Some Experiments with the Northamptonshire County Datasets

Anshuman Kanetkar

1 Introduction

This IPython notebook outlines some experiments with the static datasets on the Northamptonshire County Council website. It also steps you through using the DataFetcher helper class, written in Python, which provides an API to:

  • Navigate the dataset hierarchy,
  • Download data files from the website, and
  • Load them into memory for data analysis using Python data analysis tools.

First we need to import the third-party packages we will need. These are:

  • pandas - For spreadsheet-style data frames
  • matplotlib - To generate inline graphs. The %matplotlib magic command enables plotting in the current Notebook, and the 'inline' directive embeds graphs directly in the notebook.

In [30]:
import os
import pandas as pd
%matplotlib inline
import matplotlib.pyplot as plt
import re

Then, we import the DataFetcher helper class from the analysis.datafetch.northants module.
....................
### WHAT YOU WILL DO
a - Find each line in the rows that contains the string "List", and copy those lines.
b - Extend the Northamptonshire datasets notebook above, picking up right after its last sentence.
The rows that come next have no connection to the Northamptonshire datasets notebook above.
....................
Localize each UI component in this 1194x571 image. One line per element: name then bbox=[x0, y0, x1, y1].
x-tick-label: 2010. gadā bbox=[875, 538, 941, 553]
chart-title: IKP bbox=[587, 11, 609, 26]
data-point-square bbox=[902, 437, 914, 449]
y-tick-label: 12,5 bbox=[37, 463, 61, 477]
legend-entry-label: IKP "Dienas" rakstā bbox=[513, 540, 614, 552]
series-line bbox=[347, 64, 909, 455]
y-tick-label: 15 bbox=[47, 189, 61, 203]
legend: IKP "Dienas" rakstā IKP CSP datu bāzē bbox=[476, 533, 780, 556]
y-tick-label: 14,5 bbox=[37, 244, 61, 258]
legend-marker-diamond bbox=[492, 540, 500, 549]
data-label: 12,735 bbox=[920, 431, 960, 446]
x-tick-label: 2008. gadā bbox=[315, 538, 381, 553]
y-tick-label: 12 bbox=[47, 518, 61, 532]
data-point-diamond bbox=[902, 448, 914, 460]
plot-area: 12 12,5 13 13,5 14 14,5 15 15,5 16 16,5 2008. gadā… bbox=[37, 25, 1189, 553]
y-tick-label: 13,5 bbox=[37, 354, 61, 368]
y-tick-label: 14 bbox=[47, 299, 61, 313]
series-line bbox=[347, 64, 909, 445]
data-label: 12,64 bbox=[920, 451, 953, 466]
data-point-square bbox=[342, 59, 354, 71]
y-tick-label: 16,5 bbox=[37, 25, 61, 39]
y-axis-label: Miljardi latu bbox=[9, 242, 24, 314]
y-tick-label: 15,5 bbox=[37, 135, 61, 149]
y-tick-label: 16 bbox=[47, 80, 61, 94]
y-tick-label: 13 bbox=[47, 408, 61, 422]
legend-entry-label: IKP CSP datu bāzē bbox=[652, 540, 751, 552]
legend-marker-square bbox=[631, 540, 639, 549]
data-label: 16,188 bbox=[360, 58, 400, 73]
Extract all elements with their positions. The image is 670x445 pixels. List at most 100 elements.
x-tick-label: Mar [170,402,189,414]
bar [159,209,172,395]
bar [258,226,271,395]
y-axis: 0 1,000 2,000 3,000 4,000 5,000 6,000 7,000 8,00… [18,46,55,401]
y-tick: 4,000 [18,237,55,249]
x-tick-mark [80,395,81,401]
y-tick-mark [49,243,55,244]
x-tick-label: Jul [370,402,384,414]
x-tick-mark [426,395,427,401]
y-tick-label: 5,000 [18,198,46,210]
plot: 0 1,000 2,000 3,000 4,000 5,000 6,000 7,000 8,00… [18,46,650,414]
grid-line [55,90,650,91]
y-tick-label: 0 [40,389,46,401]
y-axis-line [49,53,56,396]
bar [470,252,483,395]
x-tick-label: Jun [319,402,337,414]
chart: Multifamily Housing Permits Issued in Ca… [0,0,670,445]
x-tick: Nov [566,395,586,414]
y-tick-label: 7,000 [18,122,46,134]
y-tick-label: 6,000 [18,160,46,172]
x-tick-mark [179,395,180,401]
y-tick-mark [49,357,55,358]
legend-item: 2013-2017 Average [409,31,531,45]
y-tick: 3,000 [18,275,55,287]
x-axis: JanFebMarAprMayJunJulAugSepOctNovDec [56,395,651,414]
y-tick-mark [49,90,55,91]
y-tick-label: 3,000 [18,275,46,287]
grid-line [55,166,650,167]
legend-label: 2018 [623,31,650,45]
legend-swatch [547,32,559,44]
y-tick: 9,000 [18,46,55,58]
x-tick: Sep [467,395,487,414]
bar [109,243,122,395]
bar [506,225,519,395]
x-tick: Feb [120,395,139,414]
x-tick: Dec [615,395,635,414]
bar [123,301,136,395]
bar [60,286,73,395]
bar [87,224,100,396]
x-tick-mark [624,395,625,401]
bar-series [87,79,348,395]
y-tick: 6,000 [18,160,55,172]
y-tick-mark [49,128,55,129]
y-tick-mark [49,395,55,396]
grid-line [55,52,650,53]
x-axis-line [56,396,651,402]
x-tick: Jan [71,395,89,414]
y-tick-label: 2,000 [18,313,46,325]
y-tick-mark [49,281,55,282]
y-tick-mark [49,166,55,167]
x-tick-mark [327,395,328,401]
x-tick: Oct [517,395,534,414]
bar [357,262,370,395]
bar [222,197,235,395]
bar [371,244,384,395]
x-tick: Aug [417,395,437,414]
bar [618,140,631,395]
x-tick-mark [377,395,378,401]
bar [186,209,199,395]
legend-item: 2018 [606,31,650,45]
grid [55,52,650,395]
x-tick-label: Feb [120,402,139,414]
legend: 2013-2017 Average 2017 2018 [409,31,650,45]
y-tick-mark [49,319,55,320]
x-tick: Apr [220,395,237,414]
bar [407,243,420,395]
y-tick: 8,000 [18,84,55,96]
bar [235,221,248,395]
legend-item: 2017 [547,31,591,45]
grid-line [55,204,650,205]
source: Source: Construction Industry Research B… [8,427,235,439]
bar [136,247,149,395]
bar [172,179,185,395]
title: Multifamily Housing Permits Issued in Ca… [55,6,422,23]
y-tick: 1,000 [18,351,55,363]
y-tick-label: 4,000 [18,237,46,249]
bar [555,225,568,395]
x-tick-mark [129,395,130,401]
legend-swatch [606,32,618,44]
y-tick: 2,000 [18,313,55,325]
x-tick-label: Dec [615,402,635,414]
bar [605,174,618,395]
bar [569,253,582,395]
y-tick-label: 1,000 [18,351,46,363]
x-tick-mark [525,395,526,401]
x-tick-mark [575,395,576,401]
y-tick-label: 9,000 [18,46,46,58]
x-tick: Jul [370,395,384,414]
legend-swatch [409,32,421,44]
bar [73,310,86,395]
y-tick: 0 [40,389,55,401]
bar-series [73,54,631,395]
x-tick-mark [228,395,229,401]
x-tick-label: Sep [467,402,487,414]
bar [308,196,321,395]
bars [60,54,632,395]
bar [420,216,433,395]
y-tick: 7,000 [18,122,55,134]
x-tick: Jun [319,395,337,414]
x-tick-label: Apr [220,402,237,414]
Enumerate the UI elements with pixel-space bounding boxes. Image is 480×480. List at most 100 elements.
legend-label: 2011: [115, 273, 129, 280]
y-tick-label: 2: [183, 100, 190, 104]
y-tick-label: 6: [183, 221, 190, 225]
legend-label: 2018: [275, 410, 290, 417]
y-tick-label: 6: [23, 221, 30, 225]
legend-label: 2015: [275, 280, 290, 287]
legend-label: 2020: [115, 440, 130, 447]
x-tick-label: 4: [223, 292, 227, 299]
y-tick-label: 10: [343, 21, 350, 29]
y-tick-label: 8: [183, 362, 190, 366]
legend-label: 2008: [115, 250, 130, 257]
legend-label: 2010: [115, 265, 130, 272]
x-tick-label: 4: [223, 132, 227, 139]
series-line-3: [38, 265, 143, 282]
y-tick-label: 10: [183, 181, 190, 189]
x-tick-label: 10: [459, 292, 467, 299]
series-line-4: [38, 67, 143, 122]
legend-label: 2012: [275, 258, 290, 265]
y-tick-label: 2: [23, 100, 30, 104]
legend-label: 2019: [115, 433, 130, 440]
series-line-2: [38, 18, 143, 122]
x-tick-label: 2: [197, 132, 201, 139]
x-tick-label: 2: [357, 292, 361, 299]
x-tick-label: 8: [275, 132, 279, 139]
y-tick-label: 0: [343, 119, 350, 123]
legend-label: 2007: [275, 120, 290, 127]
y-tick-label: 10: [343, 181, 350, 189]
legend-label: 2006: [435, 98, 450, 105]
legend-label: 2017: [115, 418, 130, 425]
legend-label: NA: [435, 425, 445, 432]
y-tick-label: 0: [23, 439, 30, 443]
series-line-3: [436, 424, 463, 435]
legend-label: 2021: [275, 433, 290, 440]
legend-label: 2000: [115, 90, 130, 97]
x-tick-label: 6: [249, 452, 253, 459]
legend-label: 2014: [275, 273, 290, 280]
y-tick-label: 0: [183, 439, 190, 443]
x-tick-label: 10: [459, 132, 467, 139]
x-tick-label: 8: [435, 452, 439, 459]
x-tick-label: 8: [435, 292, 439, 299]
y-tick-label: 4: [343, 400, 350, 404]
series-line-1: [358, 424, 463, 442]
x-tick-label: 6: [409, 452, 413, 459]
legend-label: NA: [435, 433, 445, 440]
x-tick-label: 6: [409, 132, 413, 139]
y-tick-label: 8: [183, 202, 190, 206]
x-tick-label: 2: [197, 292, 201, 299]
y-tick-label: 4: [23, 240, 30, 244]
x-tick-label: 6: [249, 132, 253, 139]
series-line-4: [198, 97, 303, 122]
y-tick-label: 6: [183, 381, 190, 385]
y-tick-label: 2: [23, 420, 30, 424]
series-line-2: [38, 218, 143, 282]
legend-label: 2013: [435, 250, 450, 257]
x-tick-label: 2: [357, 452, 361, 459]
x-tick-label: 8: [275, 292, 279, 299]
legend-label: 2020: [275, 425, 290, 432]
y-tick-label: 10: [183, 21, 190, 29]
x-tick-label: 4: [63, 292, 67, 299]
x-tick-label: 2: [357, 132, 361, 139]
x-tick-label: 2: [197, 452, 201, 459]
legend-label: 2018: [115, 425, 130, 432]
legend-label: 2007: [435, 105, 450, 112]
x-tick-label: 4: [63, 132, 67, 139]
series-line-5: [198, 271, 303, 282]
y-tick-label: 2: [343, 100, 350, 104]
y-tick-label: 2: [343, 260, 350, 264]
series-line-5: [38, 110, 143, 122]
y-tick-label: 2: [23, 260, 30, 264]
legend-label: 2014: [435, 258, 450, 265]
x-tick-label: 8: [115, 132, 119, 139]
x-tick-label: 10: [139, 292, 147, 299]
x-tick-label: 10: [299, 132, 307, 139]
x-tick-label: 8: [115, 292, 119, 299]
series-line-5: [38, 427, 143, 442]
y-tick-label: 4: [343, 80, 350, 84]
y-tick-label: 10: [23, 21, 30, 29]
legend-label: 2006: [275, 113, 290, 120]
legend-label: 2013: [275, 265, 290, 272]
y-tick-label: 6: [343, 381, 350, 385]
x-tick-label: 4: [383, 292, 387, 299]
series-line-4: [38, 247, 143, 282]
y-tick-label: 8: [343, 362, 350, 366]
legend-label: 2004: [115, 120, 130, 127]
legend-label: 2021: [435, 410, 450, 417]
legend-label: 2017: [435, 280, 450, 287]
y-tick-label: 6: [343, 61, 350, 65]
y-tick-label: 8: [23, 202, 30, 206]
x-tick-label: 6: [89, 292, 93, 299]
....................
### SOLVED TASKS
a -
Extract all elements with their positions. The image is 670x445 pixels. List at most 100 elements.
Enumerate the UI elements with pixel-space bounding boxes. Image is 480×480. List at most 100 elements.

b -
In [31]:
from analysis.datafetch.northants import DataFetcher

2 Accessing the Data

The DataFetcher class provides methods to access the datasets provided by the Northamptonshire County Council. The data seems to be organized in the following hierarchy:

  • Themes : These are broad areas of interest under which the various datasets have been organized. Some prominent examples:

    • Population & Census
    • Education
    • Economy

    Each theme has a unique id which is used in organizing the namespace for the website. The Datafetcher uses this to navigate around the site's various parts.

  • Sub-themes : These are further refinements of the individual themes -- for instance, Age & Gender datasets within the Population & Census theme.

  • Dataviews : Each data collection is called a DataView -- all files with the same dataview id have the same layout (ie columns), though they may be collected over different regions.

  • geo ids & names : As mentioned before a DataView could have multiple datasets collected over different target areas, for instance, population data collected at the county, district or country level etc.

3 Initializing the DataFetcher API

First, we need to instantiate a DataFetcher object as follows:


In [39]:
fd = DataFetcher()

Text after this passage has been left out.